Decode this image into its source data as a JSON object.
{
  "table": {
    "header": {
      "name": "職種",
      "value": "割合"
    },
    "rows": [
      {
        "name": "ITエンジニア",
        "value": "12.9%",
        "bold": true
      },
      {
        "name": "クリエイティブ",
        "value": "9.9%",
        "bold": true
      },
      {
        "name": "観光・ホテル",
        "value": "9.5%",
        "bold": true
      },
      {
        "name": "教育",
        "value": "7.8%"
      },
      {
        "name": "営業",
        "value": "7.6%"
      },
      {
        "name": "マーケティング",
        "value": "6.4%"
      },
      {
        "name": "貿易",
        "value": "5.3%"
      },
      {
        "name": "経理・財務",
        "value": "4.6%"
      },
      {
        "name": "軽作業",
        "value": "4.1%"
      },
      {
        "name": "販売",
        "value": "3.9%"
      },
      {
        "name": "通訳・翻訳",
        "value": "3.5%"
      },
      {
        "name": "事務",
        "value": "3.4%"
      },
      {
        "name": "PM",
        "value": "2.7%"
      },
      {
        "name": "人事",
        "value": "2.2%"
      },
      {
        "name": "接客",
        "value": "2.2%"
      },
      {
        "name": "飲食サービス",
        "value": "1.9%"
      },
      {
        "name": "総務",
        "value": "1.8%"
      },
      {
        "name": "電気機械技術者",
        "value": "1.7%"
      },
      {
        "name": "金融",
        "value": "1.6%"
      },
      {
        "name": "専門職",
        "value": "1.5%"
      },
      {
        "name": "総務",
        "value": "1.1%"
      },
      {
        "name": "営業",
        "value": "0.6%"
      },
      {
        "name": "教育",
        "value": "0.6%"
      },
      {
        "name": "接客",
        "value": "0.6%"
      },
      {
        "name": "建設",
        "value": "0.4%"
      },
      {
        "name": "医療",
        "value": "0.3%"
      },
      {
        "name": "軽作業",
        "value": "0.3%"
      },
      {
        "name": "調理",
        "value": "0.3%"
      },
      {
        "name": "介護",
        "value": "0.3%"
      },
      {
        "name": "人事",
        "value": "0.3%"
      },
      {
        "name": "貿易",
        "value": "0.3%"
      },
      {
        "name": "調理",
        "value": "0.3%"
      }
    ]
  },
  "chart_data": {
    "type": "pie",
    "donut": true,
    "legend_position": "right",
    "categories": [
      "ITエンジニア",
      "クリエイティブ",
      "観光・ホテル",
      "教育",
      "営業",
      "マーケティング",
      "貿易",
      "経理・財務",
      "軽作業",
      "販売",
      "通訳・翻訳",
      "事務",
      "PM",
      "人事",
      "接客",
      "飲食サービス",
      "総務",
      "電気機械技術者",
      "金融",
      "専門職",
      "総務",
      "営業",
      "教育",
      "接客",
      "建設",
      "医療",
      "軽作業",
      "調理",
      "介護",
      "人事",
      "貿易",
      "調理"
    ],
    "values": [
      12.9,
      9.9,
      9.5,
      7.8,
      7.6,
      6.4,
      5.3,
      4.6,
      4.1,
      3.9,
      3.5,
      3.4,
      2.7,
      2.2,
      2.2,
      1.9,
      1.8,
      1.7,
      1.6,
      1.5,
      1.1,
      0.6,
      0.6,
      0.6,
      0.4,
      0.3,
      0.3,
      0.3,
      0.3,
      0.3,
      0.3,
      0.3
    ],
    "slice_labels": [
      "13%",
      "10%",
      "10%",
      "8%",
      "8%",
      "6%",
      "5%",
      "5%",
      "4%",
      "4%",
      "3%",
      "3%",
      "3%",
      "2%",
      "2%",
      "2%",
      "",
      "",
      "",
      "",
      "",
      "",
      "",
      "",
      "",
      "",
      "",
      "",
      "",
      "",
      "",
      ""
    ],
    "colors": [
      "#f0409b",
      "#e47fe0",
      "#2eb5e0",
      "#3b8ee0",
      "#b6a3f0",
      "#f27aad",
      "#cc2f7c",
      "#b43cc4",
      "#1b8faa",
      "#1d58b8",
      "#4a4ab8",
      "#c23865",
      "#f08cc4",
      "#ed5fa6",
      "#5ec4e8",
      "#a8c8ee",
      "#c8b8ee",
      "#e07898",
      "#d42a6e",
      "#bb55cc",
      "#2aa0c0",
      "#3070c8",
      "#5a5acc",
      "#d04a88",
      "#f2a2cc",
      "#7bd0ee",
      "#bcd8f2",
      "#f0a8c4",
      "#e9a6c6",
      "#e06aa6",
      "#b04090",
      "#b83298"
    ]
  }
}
★ ★ ★ ★ ★
WHAT IS EXPECTED
Write the data out again in full and exactly.

SOLUTION TO THIS EXERCISE
Decode this image into its source data as a JSON object.
{
  "table": {
    "header": {
      "name": "職種",
      "value": "割合"
    },
    "rows": [
      {
        "name": "ITエンジニア",
        "value": "12.9%",
        "bold": true
      },
      {
        "name": "クリエイティブ",
        "value": "9.9%",
        "bold": true
      },
      {
        "name": "観光・ホテル",
        "value": "9.5%",
        "bold": true
      },
      {
        "name": "教育",
        "value": "7.8%"
      },
      {
        "name": "営業",
        "value": "7.6%"
      },
      {
        "name": "マーケティング",
        "value": "6.4%"
      },
      {
        "name": "貿易",
        "value": "5.3%"
      },
      {
        "name": "経理・財務",
        "value": "4.6%"
      },
      {
        "name": "軽作業",
        "value": "4.1%"
      },
      {
        "name": "販売",
        "value": "3.9%"
      },
      {
        "name": "通訳・翻訳",
        "value": "3.5%"
      },
      {
        "name": "事務",
        "value": "3.4%"
      },
      {
        "name": "PM",
        "value": "2.7%"
      },
      {
        "name": "人事",
        "value": "2.2%"
      },
      {
        "name": "接客",
        "value": "2.2%"
      },
      {
        "name": "飲食サービス",
        "value": "1.9%"
      },
      {
        "name": "総務",
        "value": "1.8%"
      },
      {
        "name": "電気機械技術者",
        "value": "1.7%"
      },
      {
        "name": "金融",
        "value": "1.6%"
      },
      {
        "name": "専門職",
        "value": "1.5%"
      },
      {
        "name": "総務",
        "value": "1.1%"
      },
      {
        "name": "営業",
        "value": "0.6%"
      },
      {
        "name": "教育",
        "value": "0.6%"
      },
      {
        "name": "接客",
        "value": "0.6%"
      },
      {
        "name": "建設",
        "value": "0.4%"
      },
      {
        "name": "医療",
        "value": "0.3%"
      },
      {
        "name": "軽作業",
        "value": "0.3%"
      },
      {
        "name": "調理",
        "value": "0.3%"
      },
      {
        "name": "介護",
        "value": "0.3%"
      },
      {
        "name": "人事",
        "value": "0.3%"
      },
      {
        "name": "貿易",
        "value": "0.3%"
      },
      {
        "name": "調理",
        "value": "0.3%"
      }
    ]
  },
  "chart_data": {
    "type": "pie",
    "donut": true,
    "legend_position": "right",
    "categories": [
      "ITエンジニア",
      "クリエイティブ",
      "観光・ホテル",
      "教育",
      "営業",
      "マーケティング",
      "貿易",
      "経理・財務",
      "軽作業",
      "販売",
      "通訳・翻訳",
      "事務",
      "PM",
      "人事",
      "接客",
      "飲食サービス",
      "総務",
      "電気機械技術者",
      "金融",
      "専門職",
      "総務",
      "営業",
      "教育",
      "接客",
      "建設",
      "医療",
      "軽作業",
      "調理",
      "介護",
      "人事",
      "貿易",
      "調理"
    ],
    "values": [
      12.9,
      9.9,
      9.5,
      7.8,
      7.6,
      6.4,
      5.3,
      4.6,
      4.1,
      3.9,
      3.5,
      3.4,
      2.7,
      2.2,
      2.2,
      1.9,
      1.8,
      1.7,
      1.6,
      1.5,
      1.1,
      0.6,
      0.6,
      0.6,
      0.4,
      0.3,
      0.3,
      0.3,
      0.3,
      0.3,
      0.3,
      0.3
    ],
    "slice_labels": [
      "13%",
      "10%",
      "10%",
      "8%",
      "8%",
      "6%",
      "5%",
      "5%",
      "4%",
      "4%",
      "3%",
      "3%",
      "3%",
      "2%",
      "2%",
      "2%",
      "",
      "",
      "",
      "",
      "",
      "",
      "",
      "",
      "",
      "",
      "",
      "",
      "",
      "",
      "",
      ""
    ],
    "colors": [
      "#f0409b",
      "#e47fe0",
      "#2eb5e0",
      "#3b8ee0",
      "#b6a3f0",
      "#f27aad",
      "#cc2f7c",
      "#b43cc4",
      "#1b8faa",
      "#1d58b8",
      "#4a4ab8",
      "#c23865",
      "#f08cc4",
      "#ed5fa6",
      "#5ec4e8",
      "#a8c8ee",
      "#c8b8ee",
      "#e07898",
      "#d42a6e",
      "#bb55cc",
      "#2aa0c0",
      "#3070c8",
      "#5a5acc",
      "#d04a88",
      "#f2a2cc",
      "#7bd0ee",
      "#bcd8f2",
      "#f0a8c4",
      "#e9a6c6",
      "#e06aa6",
      "#b04090",
      "#b83298"
    ]
  }
}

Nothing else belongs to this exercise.